§ Dataset entries:
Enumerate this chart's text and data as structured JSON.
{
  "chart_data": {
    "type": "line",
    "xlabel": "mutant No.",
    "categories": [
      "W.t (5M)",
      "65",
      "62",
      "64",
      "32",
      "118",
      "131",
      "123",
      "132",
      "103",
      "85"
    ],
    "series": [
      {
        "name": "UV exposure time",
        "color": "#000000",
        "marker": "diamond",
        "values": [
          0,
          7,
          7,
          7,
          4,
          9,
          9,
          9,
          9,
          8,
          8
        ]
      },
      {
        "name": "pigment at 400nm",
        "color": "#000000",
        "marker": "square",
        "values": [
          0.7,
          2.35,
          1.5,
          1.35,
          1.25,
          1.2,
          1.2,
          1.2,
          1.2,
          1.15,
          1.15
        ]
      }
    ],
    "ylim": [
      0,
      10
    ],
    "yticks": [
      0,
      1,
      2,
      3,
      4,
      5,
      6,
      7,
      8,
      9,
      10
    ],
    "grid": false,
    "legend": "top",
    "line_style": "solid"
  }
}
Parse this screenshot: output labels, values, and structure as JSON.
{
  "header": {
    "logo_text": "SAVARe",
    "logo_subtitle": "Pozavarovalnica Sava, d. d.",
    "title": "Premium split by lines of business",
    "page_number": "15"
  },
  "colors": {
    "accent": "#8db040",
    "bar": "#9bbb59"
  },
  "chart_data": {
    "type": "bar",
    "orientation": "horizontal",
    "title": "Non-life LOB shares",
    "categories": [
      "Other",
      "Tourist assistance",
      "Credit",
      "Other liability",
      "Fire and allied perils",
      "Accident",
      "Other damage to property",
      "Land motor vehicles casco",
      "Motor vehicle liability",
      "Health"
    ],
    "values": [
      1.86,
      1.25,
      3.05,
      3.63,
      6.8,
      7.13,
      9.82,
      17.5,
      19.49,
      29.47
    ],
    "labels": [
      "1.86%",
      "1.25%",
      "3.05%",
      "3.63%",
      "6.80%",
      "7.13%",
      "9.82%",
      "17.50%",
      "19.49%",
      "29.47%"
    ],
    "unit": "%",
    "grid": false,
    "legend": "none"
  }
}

§ Work to do:
Repeat word for word the lines running from the line containing "Parse this screenshot: output" to the end of the entries above, inclusive.

§ Finished exercise:
Parse this screenshot: output labels, values, and structure as JSON.
{
  "header": {
    "logo_text": "SAVARe",
    "logo_subtitle": "Pozavarovalnica Sava, d. d.",
    "title": "Premium split by lines of business",
    "page_number": "15"
  },
  "colors": {
    "accent": "#8db040",
    "bar": "#9bbb59"
  },
  "chart_data": {
    "type": "bar",
    "orientation": "horizontal",
    "title": "Non-life LOB shares",
    "categories": [
      "Other",
      "Tourist assistance",
      "Credit",
      "Other liability",
      "Fire and allied perils",
      "Accident",
      "Other damage to property",
      "Land motor vehicles casco",
      "Motor vehicle liability",
      "Health"
    ],
    "values": [
      1.86,
      1.25,
      3.05,
      3.63,
      6.8,
      7.13,
      9.82,
      17.5,
      19.49,
      29.47
    ],
    "labels": [
      "1.86%",
      "1.25%",
      "3.05%",
      "3.63%",
      "6.80%",
      "7.13%",
      "9.82%",
      "17.50%",
      "19.49%",
      "29.47%"
    ],
    "unit": "%",
    "grid": false,
    "legend": "none"
  }
}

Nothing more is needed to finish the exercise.